▶ _Extracted data entries_:

>>>>

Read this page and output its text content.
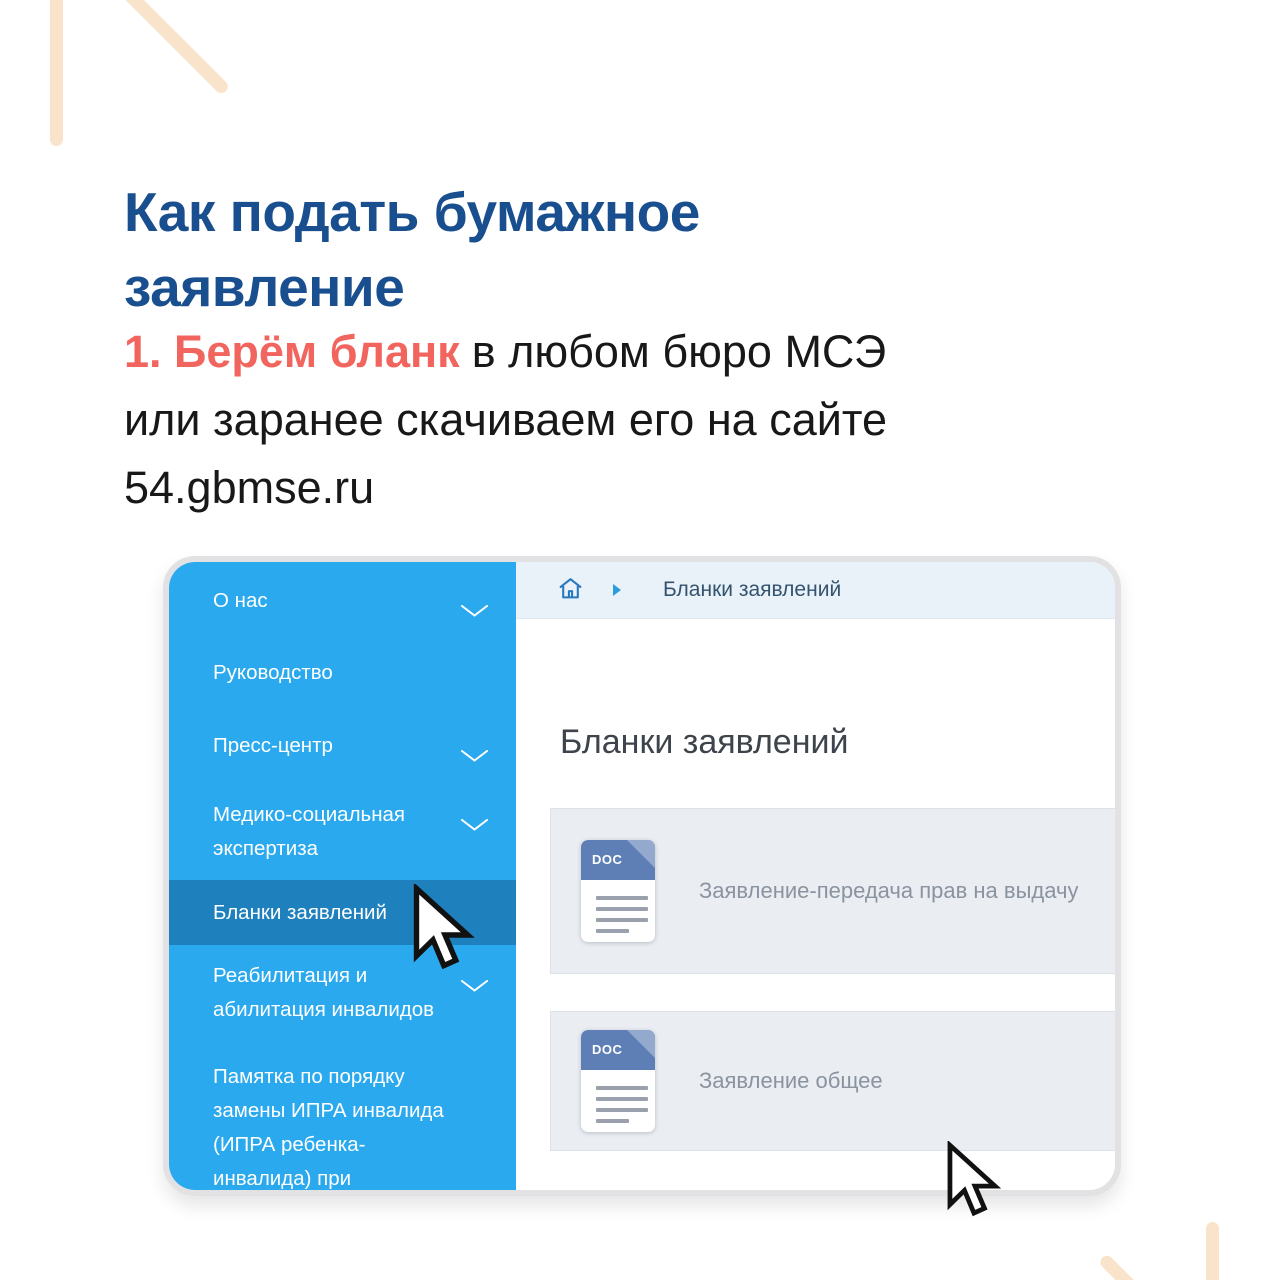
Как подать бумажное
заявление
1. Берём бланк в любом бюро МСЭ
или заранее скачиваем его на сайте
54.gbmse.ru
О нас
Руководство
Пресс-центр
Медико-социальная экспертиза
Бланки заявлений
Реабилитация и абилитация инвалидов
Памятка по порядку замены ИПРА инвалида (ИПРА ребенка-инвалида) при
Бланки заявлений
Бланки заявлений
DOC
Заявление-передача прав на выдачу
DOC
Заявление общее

<<<<

▶ _Exercise details_:
Return the entries unchanged, save for the pictures, which do not belong in the copy.

▶ _The completed task_:
Read this page and output its text content.
Как подать бумажное
заявление
1. Берём бланк в любом бюро МСЭ
или заранее скачиваем его на сайте
54.gbmse.ru
О нас
Руководство
Пресс-центр
Медико-социальная экспертиза
Бланки заявлений
Реабилитация и абилитация инвалидов
Памятка по порядку замены ИПРА инвалида (ИПРА ребенка-инвалида) при
Бланки заявлений
Бланки заявлений
DOC
Заявление-передача прав на выдачу
DOC
Заявление общее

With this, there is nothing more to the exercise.